*Aim*
Review the material and extract every line in which the word "Runbook" occurs.

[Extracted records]

◇ ◇ ◇ ◇

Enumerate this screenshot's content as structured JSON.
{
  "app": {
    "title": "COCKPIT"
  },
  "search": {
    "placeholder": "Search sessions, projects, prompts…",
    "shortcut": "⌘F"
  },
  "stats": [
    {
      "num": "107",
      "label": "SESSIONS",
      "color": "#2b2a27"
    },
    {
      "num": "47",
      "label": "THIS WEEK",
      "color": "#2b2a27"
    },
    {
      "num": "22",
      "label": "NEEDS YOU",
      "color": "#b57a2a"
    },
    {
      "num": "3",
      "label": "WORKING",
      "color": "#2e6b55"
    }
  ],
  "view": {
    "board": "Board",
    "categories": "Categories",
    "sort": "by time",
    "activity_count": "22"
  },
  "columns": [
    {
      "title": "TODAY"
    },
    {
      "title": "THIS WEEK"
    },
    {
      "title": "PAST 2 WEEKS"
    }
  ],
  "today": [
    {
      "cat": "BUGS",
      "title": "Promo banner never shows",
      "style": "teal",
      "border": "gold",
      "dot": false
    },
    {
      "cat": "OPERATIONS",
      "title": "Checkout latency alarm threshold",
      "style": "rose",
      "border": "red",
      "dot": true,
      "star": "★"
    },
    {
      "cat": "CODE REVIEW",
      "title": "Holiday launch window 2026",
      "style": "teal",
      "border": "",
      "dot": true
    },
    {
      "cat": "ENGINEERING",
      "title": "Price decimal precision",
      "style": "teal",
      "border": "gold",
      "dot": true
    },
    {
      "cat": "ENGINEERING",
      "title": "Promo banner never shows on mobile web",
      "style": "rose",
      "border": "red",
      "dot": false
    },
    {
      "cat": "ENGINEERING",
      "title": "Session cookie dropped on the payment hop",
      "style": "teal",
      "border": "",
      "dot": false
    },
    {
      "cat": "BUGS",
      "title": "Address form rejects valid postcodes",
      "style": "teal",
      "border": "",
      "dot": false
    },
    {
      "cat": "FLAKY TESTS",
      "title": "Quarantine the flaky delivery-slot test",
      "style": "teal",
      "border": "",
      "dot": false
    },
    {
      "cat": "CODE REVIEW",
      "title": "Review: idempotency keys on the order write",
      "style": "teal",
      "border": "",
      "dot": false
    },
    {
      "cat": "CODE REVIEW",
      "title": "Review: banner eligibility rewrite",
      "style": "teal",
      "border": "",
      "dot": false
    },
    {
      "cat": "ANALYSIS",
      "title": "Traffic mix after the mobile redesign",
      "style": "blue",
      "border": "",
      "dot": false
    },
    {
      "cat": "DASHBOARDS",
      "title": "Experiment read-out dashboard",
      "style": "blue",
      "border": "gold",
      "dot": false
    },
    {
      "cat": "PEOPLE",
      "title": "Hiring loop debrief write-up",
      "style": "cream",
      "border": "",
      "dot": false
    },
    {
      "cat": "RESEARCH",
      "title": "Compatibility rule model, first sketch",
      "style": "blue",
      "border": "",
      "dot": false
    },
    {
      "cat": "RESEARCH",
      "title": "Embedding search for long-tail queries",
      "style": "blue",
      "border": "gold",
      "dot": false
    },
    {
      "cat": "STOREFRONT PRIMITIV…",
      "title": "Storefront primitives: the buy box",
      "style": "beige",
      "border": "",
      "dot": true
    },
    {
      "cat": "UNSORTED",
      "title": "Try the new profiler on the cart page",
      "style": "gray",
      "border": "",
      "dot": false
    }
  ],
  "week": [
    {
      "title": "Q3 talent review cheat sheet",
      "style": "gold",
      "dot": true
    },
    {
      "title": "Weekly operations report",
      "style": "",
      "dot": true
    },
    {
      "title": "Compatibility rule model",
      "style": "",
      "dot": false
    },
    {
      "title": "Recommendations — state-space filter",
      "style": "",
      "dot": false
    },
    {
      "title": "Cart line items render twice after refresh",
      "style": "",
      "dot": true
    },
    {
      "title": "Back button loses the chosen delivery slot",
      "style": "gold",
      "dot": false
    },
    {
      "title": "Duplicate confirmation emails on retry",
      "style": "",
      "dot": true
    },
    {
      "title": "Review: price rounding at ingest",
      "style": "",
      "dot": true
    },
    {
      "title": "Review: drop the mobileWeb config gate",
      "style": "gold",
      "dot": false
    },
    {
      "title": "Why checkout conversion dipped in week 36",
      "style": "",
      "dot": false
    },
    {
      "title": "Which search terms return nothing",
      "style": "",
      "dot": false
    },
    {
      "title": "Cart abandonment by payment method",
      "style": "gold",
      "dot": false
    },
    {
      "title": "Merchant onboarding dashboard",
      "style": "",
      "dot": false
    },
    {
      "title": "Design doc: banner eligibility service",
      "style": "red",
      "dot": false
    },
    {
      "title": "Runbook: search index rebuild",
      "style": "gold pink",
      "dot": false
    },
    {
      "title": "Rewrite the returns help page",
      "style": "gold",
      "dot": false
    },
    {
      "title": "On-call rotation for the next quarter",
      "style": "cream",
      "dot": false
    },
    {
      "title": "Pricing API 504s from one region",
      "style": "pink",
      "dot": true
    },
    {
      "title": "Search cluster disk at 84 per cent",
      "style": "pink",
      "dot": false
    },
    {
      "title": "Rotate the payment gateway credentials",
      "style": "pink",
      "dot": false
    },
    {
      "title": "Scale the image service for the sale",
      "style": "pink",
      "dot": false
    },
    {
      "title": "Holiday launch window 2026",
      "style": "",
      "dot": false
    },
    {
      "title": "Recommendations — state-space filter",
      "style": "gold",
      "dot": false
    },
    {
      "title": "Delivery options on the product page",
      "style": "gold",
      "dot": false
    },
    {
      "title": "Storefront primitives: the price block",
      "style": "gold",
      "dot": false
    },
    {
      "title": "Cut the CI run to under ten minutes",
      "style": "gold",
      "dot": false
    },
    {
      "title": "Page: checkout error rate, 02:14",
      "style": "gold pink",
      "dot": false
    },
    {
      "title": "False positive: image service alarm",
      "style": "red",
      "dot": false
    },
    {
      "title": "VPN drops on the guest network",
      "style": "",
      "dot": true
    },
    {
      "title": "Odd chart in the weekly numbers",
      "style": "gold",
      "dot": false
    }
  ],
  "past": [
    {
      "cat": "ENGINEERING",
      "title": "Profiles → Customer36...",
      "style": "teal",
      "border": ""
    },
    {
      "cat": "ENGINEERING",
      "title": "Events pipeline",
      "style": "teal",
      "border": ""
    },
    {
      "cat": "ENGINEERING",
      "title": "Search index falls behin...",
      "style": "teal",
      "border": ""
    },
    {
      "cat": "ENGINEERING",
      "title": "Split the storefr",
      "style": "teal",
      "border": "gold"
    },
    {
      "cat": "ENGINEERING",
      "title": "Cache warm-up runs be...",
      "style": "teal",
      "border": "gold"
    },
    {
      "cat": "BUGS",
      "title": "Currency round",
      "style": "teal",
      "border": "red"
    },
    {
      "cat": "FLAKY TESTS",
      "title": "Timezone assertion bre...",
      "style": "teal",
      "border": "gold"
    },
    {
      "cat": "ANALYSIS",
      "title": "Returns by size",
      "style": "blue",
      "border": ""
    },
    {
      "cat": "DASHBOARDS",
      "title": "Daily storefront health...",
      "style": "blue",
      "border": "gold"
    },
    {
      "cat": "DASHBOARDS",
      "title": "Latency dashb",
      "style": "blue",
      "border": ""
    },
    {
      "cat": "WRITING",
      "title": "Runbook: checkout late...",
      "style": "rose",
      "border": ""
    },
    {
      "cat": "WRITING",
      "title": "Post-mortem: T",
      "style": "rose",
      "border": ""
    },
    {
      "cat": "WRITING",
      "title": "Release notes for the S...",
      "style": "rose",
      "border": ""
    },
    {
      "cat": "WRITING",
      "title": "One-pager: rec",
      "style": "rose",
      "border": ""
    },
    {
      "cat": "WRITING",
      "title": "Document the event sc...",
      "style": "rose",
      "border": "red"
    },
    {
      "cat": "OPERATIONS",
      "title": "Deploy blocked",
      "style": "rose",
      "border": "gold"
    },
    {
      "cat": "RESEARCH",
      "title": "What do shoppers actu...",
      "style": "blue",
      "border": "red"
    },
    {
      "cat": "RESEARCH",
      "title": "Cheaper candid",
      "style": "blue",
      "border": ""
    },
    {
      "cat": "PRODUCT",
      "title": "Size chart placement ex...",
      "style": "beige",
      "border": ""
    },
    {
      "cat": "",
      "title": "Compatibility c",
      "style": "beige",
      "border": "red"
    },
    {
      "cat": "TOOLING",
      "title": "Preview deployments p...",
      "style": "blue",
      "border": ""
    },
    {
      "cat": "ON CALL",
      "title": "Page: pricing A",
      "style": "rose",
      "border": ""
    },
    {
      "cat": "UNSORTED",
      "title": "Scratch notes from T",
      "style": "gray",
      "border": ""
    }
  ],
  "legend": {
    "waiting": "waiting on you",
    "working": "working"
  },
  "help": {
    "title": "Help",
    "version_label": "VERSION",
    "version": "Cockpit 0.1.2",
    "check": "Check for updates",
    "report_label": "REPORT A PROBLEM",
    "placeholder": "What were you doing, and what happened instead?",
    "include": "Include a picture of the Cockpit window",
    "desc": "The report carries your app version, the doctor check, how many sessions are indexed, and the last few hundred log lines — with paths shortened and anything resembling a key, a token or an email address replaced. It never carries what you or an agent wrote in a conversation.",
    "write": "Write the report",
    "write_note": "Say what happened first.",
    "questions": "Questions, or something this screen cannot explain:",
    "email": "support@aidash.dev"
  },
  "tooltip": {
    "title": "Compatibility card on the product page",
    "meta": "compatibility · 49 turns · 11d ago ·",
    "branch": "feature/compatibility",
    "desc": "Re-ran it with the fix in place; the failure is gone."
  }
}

◇ ◇ ◇ ◇

*In response*
      "title": "Runbook: search index rebuild",
      "title": "Runbook: checkout late...",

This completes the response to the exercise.